[BEGIN Material shown]
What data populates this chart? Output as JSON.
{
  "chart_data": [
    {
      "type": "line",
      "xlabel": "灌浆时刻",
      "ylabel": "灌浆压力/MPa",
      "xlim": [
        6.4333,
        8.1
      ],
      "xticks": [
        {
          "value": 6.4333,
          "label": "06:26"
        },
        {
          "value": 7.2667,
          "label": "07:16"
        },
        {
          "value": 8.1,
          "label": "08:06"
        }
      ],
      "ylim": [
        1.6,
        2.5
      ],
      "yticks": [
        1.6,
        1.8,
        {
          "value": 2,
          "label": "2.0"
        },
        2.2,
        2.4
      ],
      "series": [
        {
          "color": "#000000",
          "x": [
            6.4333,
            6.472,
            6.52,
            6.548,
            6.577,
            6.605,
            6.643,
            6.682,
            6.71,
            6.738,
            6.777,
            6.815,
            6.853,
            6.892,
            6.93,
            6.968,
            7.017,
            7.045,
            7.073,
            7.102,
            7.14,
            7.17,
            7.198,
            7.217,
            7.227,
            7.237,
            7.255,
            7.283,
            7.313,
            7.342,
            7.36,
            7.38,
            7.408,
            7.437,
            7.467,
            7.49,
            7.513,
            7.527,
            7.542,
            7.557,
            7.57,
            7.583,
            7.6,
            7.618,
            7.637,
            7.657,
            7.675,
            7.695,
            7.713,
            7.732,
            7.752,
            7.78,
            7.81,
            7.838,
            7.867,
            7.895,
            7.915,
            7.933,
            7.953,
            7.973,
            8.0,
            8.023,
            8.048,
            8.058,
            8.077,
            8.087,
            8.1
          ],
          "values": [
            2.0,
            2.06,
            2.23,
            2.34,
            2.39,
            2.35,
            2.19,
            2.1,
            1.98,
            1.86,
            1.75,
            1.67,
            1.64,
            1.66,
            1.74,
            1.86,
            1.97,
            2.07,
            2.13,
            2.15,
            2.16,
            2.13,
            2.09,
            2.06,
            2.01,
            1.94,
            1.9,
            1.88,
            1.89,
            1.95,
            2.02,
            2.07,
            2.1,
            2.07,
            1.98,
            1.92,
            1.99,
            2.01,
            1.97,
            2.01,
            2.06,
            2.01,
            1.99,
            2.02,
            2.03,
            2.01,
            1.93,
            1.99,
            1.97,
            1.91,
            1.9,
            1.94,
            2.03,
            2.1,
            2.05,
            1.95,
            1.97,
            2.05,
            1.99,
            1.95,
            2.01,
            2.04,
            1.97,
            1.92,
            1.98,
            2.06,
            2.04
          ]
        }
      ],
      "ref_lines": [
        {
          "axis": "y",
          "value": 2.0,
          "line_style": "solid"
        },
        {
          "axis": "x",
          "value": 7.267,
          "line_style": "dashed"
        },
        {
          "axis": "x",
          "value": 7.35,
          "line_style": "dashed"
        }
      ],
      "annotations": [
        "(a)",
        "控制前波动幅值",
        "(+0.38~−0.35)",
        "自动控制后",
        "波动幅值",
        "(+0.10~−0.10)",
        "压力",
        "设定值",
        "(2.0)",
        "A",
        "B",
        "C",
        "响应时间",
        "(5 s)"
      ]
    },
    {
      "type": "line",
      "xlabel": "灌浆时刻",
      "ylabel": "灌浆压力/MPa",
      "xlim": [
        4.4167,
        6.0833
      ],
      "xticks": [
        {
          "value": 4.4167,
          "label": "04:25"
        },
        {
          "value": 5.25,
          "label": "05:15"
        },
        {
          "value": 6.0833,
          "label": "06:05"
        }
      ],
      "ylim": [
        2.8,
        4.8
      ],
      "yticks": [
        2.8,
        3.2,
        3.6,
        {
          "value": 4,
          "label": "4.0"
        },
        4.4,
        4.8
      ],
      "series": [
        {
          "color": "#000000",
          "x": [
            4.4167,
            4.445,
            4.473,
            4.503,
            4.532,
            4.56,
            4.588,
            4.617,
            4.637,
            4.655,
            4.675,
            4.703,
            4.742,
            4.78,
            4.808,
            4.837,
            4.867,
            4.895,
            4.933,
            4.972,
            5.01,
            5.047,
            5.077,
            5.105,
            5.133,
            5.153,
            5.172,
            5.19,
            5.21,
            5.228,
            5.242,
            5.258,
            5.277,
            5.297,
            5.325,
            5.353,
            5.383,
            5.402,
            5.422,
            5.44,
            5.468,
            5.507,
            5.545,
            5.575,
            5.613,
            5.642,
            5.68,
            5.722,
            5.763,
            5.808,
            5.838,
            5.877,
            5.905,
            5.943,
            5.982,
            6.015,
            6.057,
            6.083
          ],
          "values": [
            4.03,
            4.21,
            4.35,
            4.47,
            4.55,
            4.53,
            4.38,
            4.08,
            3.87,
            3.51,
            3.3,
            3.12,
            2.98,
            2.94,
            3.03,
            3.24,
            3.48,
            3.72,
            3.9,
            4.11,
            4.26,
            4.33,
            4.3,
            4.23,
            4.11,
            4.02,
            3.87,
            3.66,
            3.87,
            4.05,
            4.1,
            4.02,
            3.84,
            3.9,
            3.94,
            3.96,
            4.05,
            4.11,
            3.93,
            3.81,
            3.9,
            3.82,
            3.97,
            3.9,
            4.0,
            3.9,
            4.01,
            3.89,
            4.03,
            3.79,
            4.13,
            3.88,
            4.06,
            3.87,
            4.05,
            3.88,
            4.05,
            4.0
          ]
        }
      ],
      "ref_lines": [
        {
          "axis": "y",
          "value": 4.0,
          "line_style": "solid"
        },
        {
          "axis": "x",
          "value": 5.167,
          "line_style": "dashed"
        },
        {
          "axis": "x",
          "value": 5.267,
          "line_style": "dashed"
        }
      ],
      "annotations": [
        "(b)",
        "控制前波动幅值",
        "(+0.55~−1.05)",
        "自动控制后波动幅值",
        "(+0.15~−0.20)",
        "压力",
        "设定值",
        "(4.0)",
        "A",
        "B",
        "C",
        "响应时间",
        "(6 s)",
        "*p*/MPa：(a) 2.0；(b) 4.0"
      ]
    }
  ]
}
[END Material shown]
## Exercise
Exactly reproduce every line of the records.

## Complete response
What data populates this chart? Output as JSON.
{
  "chart_data": [
    {
      "type": "line",
      "xlabel": "灌浆时刻",
      "ylabel": "灌浆压力/MPa",
      "xlim": [
        6.4333,
        8.1
      ],
      "xticks": [
        {
          "value": 6.4333,
          "label": "06:26"
        },
        {
          "value": 7.2667,
          "label": "07:16"
        },
        {
          "value": 8.1,
          "label": "08:06"
        }
      ],
      "ylim": [
        1.6,
        2.5
      ],
      "yticks": [
        1.6,
        1.8,
        {
          "value": 2,
          "label": "2.0"
        },
        2.2,
        2.4
      ],
      "series": [
        {
          "color": "#000000",
          "x": [
            6.4333,
            6.472,
            6.52,
            6.548,
            6.577,
            6.605,
            6.643,
            6.682,
            6.71,
            6.738,
            6.777,
            6.815,
            6.853,
            6.892,
            6.93,
            6.968,
            7.017,
            7.045,
            7.073,
            7.102,
            7.14,
            7.17,
            7.198,
            7.217,
            7.227,
            7.237,
            7.255,
            7.283,
            7.313,
            7.342,
            7.36,
            7.38,
            7.408,
            7.437,
            7.467,
            7.49,
            7.513,
            7.527,
            7.542,
            7.557,
            7.57,
            7.583,
            7.6,
            7.618,
            7.637,
            7.657,
            7.675,
            7.695,
            7.713,
            7.732,
            7.752,
            7.78,
            7.81,
            7.838,
            7.867,
            7.895,
            7.915,
            7.933,
            7.953,
            7.973,
            8.0,
            8.023,
            8.048,
            8.058,
            8.077,
            8.087,
            8.1
          ],
          "values": [
            2.0,
            2.06,
            2.23,
            2.34,
            2.39,
            2.35,
            2.19,
            2.1,
            1.98,
            1.86,
            1.75,
            1.67,
            1.64,
            1.66,
            1.74,
            1.86,
            1.97,
            2.07,
            2.13,
            2.15,
            2.16,
            2.13,
            2.09,
            2.06,
            2.01,
            1.94,
            1.9,
            1.88,
            1.89,
            1.95,
            2.02,
            2.07,
            2.1,
            2.07,
            1.98,
            1.92,
            1.99,
            2.01,
            1.97,
            2.01,
            2.06,
            2.01,
            1.99,
            2.02,
            2.03,
            2.01,
            1.93,
            1.99,
            1.97,
            1.91,
            1.9,
            1.94,
            2.03,
            2.1,
            2.05,
            1.95,
            1.97,
            2.05,
            1.99,
            1.95,
            2.01,
            2.04,
            1.97,
            1.92,
            1.98,
            2.06,
            2.04
          ]
        }
      ],
      "ref_lines": [
        {
          "axis": "y",
          "value": 2.0,
          "line_style": "solid"
        },
        {
          "axis": "x",
          "value": 7.267,
          "line_style": "dashed"
        },
        {
          "axis": "x",
          "value": 7.35,
          "line_style": "dashed"
        }
      ],
      "annotations": [
        "(a)",
        "控制前波动幅值",
        "(+0.38~−0.35)",
        "自动控制后",
        "波动幅值",
        "(+0.10~−0.10)",
        "压力",
        "设定值",
        "(2.0)",
        "A",
        "B",
        "C",
        "响应时间",
        "(5 s)"
      ]
    },
    {
      "type": "line",
      "xlabel": "灌浆时刻",
      "ylabel": "灌浆压力/MPa",
      "xlim": [
        4.4167,
        6.0833
      ],
      "xticks": [
        {
          "value": 4.4167,
          "label": "04:25"
        },
        {
          "value": 5.25,
          "label": "05:15"
        },
        {
          "value": 6.0833,
          "label": "06:05"
        }
      ],
      "ylim": [
        2.8,
        4.8
      ],
      "yticks": [
        2.8,
        3.2,
        3.6,
        {
          "value": 4,
          "label": "4.0"
        },
        4.4,
        4.8
      ],
      "series": [
        {
          "color": "#000000",
          "x": [
            4.4167,
            4.445,
            4.473,
            4.503,
            4.532,
            4.56,
            4.588,
            4.617,
            4.637,
            4.655,
            4.675,
            4.703,
            4.742,
            4.78,
            4.808,
            4.837,
            4.867,
            4.895,
            4.933,
            4.972,
            5.01,
            5.047,
            5.077,
            5.105,
            5.133,
            5.153,
            5.172,
            5.19,
            5.21,
            5.228,
            5.242,
            5.258,
            5.277,
            5.297,
            5.325,
            5.353,
            5.383,
            5.402,
            5.422,
            5.44,
            5.468,
            5.507,
            5.545,
            5.575,
            5.613,
            5.642,
            5.68,
            5.722,
            5.763,
            5.808,
            5.838,
            5.877,
            5.905,
            5.943,
            5.982,
            6.015,
            6.057,
            6.083
          ],
          "values": [
            4.03,
            4.21,
            4.35,
            4.47,
            4.55,
            4.53,
            4.38,
            4.08,
            3.87,
            3.51,
            3.3,
            3.12,
            2.98,
            2.94,
            3.03,
            3.24,
            3.48,
            3.72,
            3.9,
            4.11,
            4.26,
            4.33,
            4.3,
            4.23,
            4.11,
            4.02,
            3.87,
            3.66,
            3.87,
            4.05,
            4.1,
            4.02,
            3.84,
            3.9,
            3.94,
            3.96,
            4.05,
            4.11,
            3.93,
            3.81,
            3.9,
            3.82,
            3.97,
            3.9,
            4.0,
            3.9,
            4.01,
            3.89,
            4.03,
            3.79,
            4.13,
            3.88,
            4.06,
            3.87,
            4.05,
            3.88,
            4.05,
            4.0
          ]
        }
      ],
      "ref_lines": [
        {
          "axis": "y",
          "value": 4.0,
          "line_style": "solid"
        },
        {
          "axis": "x",
          "value": 5.167,
          "line_style": "dashed"
        },
        {
          "axis": "x",
          "value": 5.267,
          "line_style": "dashed"
        }
      ],
      "annotations": [
        "(b)",
        "控制前波动幅值",
        "(+0.55~−1.05)",
        "自动控制后波动幅值",
        "(+0.15~−0.20)",
        "压力",
        "设定值",
        "(4.0)",
        "A",
        "B",
        "C",
        "响应时间",
        "(6 s)",
        "*p*/MPa：(a) 2.0；(b) 4.0"
      ]
    }
  ]
}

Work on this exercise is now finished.